GOAL.
Locate the string "items" in the listing below. Copy every line where it is found.

======== RECORD LIST

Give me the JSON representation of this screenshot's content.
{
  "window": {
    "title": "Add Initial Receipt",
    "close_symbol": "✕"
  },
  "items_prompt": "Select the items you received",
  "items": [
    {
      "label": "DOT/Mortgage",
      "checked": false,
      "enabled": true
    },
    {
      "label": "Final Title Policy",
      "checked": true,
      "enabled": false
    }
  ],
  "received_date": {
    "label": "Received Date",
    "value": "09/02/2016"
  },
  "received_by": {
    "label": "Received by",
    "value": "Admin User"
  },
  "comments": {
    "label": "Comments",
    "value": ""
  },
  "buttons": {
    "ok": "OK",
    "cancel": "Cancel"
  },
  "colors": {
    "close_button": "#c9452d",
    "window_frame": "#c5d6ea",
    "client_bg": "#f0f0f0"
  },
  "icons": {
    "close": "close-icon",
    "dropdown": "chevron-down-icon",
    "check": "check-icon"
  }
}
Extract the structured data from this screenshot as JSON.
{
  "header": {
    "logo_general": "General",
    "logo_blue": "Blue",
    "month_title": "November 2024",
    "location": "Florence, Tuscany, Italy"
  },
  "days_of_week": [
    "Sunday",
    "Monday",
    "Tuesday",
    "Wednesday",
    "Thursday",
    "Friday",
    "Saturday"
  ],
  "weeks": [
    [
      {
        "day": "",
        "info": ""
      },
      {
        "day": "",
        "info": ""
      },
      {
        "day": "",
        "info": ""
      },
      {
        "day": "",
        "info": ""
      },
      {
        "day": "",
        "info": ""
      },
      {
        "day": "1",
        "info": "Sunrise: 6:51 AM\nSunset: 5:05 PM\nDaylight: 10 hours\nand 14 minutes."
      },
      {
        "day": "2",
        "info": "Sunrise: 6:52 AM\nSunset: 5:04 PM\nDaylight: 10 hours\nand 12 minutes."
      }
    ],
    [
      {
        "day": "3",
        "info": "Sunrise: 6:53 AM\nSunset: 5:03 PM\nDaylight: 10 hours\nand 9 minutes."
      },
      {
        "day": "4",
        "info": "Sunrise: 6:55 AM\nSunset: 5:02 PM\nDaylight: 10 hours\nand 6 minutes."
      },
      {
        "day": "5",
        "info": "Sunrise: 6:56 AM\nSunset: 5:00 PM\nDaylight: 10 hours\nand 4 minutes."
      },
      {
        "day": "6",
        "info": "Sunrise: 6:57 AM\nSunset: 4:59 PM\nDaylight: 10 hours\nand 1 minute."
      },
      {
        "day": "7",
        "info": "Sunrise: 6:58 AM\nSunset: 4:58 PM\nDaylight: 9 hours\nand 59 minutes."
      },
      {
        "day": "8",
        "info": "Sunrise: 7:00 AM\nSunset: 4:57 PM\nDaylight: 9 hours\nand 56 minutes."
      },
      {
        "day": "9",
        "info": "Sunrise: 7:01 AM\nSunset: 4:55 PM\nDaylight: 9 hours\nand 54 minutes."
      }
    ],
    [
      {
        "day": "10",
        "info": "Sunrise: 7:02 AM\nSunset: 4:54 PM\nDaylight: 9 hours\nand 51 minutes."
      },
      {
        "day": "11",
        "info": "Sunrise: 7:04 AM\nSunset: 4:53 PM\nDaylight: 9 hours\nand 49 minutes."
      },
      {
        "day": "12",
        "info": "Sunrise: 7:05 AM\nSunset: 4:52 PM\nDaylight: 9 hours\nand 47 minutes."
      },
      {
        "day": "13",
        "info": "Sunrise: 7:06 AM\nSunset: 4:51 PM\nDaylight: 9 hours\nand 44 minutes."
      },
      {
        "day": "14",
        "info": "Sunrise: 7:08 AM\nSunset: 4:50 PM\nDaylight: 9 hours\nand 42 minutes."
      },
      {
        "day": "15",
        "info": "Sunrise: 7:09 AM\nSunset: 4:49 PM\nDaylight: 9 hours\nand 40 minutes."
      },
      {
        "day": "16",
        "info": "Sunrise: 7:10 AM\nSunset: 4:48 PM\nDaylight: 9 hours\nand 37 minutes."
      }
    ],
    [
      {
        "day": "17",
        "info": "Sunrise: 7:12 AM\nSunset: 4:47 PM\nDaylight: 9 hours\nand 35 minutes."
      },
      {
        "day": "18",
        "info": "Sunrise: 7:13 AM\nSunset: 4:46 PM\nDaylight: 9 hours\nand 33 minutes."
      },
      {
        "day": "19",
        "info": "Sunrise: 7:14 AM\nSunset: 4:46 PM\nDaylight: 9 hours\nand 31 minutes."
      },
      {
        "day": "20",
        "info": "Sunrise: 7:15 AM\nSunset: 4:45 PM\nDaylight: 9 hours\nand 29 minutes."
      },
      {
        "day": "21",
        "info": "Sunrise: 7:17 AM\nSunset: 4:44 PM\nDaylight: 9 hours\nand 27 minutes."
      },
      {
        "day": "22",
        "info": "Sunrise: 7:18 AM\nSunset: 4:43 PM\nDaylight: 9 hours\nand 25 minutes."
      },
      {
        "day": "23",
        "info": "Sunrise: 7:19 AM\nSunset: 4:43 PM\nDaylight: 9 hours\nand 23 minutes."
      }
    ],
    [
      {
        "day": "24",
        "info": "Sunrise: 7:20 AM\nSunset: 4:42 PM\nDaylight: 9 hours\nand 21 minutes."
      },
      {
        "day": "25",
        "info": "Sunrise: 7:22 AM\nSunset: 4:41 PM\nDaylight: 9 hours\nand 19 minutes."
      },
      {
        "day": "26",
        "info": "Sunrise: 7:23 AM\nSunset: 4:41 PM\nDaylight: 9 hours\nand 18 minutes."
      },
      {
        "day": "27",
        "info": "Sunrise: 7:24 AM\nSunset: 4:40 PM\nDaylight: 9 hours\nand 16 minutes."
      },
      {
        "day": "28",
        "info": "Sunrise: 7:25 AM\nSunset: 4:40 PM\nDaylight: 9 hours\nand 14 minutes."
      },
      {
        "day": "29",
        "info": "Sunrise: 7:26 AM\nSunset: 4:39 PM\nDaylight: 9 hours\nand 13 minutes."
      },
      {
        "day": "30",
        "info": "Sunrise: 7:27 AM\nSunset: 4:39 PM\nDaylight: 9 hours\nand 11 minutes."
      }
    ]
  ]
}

================

ANSWER TO THIS EXERCISE.
  "items_prompt": "Select the items you received",
  "items": [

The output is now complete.